### GOAL OF THE EXERCISE
Write each record again exactly as it stands.

Stored data entries
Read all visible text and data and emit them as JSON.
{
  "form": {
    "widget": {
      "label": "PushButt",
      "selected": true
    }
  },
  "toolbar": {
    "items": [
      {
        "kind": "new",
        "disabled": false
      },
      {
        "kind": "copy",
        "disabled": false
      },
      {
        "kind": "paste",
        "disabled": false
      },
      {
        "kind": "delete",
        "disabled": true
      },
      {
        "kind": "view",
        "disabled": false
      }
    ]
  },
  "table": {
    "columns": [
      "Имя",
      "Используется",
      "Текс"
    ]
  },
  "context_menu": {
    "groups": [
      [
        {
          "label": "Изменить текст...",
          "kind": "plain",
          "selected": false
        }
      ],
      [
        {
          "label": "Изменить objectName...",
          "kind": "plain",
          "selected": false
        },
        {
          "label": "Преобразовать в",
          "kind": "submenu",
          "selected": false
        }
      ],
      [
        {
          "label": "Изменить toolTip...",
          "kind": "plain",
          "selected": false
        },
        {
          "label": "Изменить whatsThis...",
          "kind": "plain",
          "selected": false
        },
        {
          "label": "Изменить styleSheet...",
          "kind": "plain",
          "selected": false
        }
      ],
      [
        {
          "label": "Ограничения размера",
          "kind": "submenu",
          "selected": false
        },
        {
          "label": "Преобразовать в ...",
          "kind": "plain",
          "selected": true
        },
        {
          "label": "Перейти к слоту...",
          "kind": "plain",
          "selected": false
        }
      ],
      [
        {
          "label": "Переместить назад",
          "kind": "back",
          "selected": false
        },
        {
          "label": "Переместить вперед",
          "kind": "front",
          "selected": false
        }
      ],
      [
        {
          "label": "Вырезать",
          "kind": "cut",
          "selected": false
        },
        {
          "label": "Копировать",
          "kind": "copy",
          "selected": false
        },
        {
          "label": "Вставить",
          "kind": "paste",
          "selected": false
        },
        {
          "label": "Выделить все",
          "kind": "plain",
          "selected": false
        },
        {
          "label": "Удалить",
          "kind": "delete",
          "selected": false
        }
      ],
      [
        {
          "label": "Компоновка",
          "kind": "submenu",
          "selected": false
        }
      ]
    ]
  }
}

### WRITTEN ANSWER
Read all visible text and data and emit them as JSON.
{
  "form": {
    "widget": {
      "label": "PushButt",
      "selected": true
    }
  },
  "toolbar": {
    "items": [
      {
        "kind": "new",
        "disabled": false
      },
      {
        "kind": "copy",
        "disabled": false
      },
      {
        "kind": "paste",
        "disabled": false
      },
      {
        "kind": "delete",
        "disabled": true
      },
      {
        "kind": "view",
        "disabled": false
      }
    ]
  },
  "table": {
    "columns": [
      "Имя",
      "Используется",
      "Текс"
    ]
  },
  "context_menu": {
    "groups": [
      [
        {
          "label": "Изменить текст...",
          "kind": "plain",
          "selected": false
        }
      ],
      [
        {
          "label": "Изменить objectName...",
          "kind": "plain",
          "selected": false
        },
        {
          "label": "Преобразовать в",
          "kind": "submenu",
          "selected": false
        }
      ],
      [
        {
          "label": "Изменить toolTip...",
          "kind": "plain",
          "selected": false
        },
        {
          "label": "Изменить whatsThis...",
          "kind": "plain",
          "selected": false
        },
        {
          "label": "Изменить styleSheet...",
          "kind": "plain",
          "selected": false
        }
      ],
      [
        {
          "label": "Ограничения размера",
          "kind": "submenu",
          "selected": false
        },
        {
          "label": "Преобразовать в ...",
          "kind": "plain",
          "selected": true
        },
        {
          "label": "Перейти к слоту...",
          "kind": "plain",
          "selected": false
        }
      ],
      [
        {
          "label": "Переместить назад",
          "kind": "back",
          "selected": false
        },
        {
          "label": "Переместить вперед",
          "kind": "front",
          "selected": false
        }
      ],
      [
        {
          "label": "Вырезать",
          "kind": "cut",
          "selected": false
        },
        {
          "label": "Копировать",
          "kind": "copy",
          "selected": false
        },
        {
          "label": "Вставить",
          "kind": "paste",
          "selected": false
        },
        {
          "label": "Выделить все",
          "kind": "plain",
          "selected": false
        },
        {
          "label": "Удалить",
          "kind": "delete",
          "selected": false
        }
      ],
      [
        {
          "label": "Компоновка",
          "kind": "submenu",
          "selected": false
        }
      ]
    ]
  }
}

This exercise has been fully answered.